> DOCUMENT SEGMENT
Segment Open

Someone, though, can comfort Our Lord in His suffering. By offering it up. Someone can save those lost souls. By offering it up.


There has always been beauty in sacrifice. That's why those who join the armed forces or civil services are hailed: they're meagerly paid and sacrifice so much. That's why mothers are treasured in the eyes of Holy Mother Church: their bodies are literally sacrifices for the life of a new soul. That's why priests and religious are given respect, regardless of how they are as people: they sacrifices a life in the world to pray for the world.


Far be it for me to say redemptive suffering is easy. Even Our Lord, Redeemer of the World, shirked a little and asked that this chalice pass away from Him. But He followed up with, "But not My Will, but Thine be done." And that's all God asks of us. That we unite our wills with His. I don't suffer well. I complain, I resent, I hate - but I also offer everything up in the morning before even leaving my bed because I so desperately want to be good at suffering and I have the intention of being good at it. I'm just not without working hard to be. Does that even make sense? But God doesn't see how well I'm doing my suffering, just that I am.


Mother Theresa said that, "Not all of us can do great things, but we can all do small things with great love."


I cling to that. My life is little; so very, very little. But the influence I can quietly and anonymously have on souls here on earth and in purgatory reminds me of the great dignity and worth of my personhood.





There are two stories contained in this sermon, both of which are worth listening to, but the first story is what struck my heart to the core. A girl, grown into a young woman who joined a convent, offered up all her prayers and sufferings for a soul unbeknownst to her. She didn't know for whom she was suffering, just that she was, and she was glad to. As it turns out, the soul she suffered for was a lost young man, who had renounced God and His Church and was looking to end his life. Before making that terrible and permanent decision, he had a vision of Our Lady telling him to stop - that he was to become a priest and a bishop and he was to save many, many souls. And that he did. He later met the young woman who had been praying and sacrificing on his behalf for years and she was just a simple, humble nun who lived a quiet life.


Goosebumps, right?


Redemptive suffering isn't just for the greatest of saints. It's not limited to Christ, to the Joan of Arcs, the Thomas Mores, the Lawrences. It's one of the greatest works of mercy and charity and it's available and encouraged to be used by all, even the very young, and especially for the elderly, the sick, and the dying.

Segment Closed

> Records taken from a dataset

Segment Open

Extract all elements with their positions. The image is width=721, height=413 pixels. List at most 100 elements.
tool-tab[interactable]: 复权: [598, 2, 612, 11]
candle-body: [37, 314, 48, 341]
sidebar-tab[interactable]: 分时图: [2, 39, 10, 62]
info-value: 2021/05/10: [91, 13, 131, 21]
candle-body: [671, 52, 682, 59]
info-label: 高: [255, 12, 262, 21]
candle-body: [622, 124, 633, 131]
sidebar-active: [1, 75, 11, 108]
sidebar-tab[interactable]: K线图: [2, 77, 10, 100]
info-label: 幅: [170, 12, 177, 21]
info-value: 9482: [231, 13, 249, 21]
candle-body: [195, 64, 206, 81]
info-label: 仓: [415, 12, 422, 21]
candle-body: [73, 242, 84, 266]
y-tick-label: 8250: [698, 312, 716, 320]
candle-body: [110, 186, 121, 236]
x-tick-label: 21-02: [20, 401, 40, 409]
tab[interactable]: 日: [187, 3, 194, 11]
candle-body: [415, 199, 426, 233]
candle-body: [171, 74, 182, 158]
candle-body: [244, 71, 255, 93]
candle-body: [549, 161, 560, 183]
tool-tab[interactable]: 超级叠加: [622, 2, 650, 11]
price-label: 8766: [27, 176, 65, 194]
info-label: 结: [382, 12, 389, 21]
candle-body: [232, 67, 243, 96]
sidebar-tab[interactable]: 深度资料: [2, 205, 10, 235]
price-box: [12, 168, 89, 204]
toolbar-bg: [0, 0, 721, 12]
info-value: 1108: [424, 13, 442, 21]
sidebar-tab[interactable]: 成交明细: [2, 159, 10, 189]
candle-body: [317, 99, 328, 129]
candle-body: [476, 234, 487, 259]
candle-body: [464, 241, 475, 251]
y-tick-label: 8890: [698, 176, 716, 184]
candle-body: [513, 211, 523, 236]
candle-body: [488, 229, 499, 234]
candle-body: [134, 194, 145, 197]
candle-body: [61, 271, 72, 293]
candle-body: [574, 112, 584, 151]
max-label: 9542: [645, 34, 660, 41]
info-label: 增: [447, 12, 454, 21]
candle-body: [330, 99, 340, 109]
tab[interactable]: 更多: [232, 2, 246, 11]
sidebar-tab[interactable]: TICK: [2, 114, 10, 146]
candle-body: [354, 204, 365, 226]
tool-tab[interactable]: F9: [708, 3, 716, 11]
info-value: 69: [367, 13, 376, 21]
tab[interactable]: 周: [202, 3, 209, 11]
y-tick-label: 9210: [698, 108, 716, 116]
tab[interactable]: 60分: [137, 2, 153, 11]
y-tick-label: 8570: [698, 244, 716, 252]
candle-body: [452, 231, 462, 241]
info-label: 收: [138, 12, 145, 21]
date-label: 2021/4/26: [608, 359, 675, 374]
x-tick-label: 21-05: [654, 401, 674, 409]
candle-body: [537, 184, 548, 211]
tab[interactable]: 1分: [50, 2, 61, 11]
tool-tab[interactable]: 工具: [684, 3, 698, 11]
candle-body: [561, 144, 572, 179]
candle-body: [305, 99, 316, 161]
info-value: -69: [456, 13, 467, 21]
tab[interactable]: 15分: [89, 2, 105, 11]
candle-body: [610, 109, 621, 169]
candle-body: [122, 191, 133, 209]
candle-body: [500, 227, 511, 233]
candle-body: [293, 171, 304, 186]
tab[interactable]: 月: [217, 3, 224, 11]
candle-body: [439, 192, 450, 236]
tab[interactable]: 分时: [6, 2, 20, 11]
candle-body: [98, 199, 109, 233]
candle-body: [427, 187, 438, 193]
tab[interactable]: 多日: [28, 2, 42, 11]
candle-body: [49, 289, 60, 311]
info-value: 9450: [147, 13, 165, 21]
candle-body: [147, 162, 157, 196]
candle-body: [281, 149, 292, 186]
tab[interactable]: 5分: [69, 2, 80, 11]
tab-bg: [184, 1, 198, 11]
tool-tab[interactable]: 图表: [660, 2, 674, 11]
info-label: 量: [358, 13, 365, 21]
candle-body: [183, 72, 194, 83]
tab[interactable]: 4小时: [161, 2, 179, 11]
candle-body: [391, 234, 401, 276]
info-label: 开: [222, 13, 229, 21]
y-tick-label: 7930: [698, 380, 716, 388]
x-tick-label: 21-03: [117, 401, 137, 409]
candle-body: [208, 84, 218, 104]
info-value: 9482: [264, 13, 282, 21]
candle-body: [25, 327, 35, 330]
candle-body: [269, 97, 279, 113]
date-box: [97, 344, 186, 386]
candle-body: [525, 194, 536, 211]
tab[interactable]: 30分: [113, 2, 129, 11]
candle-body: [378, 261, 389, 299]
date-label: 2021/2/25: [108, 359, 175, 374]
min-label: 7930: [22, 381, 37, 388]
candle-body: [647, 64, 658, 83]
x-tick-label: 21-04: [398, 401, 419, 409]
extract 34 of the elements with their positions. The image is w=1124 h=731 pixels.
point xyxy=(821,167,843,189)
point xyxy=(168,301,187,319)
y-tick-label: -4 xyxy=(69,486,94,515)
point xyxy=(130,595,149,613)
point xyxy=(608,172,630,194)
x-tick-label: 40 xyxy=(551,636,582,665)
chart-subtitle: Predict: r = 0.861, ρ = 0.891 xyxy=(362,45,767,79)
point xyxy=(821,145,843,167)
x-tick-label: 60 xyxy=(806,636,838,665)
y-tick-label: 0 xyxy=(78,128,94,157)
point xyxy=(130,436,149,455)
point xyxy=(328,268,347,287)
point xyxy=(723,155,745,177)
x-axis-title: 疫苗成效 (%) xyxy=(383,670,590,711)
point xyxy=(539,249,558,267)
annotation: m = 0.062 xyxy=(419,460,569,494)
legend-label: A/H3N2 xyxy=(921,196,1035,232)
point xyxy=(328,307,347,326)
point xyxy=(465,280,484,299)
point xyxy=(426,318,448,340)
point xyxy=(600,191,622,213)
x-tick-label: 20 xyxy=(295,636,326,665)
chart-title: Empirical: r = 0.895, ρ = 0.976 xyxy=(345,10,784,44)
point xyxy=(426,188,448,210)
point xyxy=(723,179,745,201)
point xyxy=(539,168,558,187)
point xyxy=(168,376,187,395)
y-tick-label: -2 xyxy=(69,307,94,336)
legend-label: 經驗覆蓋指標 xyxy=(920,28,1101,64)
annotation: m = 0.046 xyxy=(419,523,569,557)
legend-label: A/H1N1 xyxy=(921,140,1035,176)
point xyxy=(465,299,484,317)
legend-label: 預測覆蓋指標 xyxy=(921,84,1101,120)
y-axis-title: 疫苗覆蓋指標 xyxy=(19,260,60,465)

Segment Closed

> ASSIGNMENT 1
Translate this sentence from the essay on redemptive suffering into Spanish: "There has always been beauty in sacrifice."
> ASSIGNMENT 2
According to the essay on redemptive suffering, at what point in the day does the writer offer everything up?
> ASSIGNMENT 3
Continue the essay on redemptive suffering from its final sentence.

> EXPECTED OUTPUT 1
Siempre ha habido belleza en el sacrificio.

> EXPECTED OUTPUT 2
In the morning, before even leaving bed.

> EXPECTED OUTPUT 3
I don't blame Brittany Maynard. I really don't. I think she was spoon-fed a lie that nourished her fear, and did the only thing she thought she could do - to "die with dignity." I understand the fear of suffering. I fear it, too. I fear it for myself, for my husband, my little ones. I daily pray that when and if a persecution against Christianity happens, that we remain steadfast in our Faith and that my children suffer little.


But is that what I should be praying? I should pray for them to understand suffering, to understand the souls they can save, the souls they help into Heaven. And this, beyond the suffering that could happen if the culture keeps heading toward a persecution. I strive to teach them the beauty of sacrifice in daily life and the bearing of those little crosses.





St. Maximillian Kolbe once said that, "Love lives by sacrifice."


The inspired, inerrant Word of God in John 15:13 reminds us that "Greater love than this no man hath, that a man lay down his life for his friends." 



I can quote over and over the greats who have gone before us, about how life-giving and how true a love is that sacrifices for another. 

I don't want to pull the, "I've seen a suffering death, so I know" card. One doesn't need to experience something to understand and empathize. 

But I have seen a death riddled with suffering. I've heard the pained, rattled breathing; the erratic, terrifying beeping of monitors tracking a slowing heart; I've felt the tender squeezing of a frail and cold hand grasping onto life through mine. I've held a man as he passed from this life into the next. But alongside that, I've watched him offer it all up, even when he was physically unable to do so anymore. I've prayed many a Rosary alongside that waning life, sung the Salve Regina quietly to him as his breath grew more rattled and few, reminded him of how much he is loved and cherished. 

His death was filled with ugly, terrifying, and painful redemptive suffering and it was dignified and peaceful. 




I don't think Brittany Maynard was a coward. I think she was scared and misled. I've seen a lot of uncharitable comments made about her and her decision and though my initial reaction was one of frustration and sickness, only the sickness remains. Our culture led her to that decision. Our culture has forgotten  - no, dismissed, chased out, ridiculed - the beauty of suffering. That upon which our entire humanhood is founded has been lost.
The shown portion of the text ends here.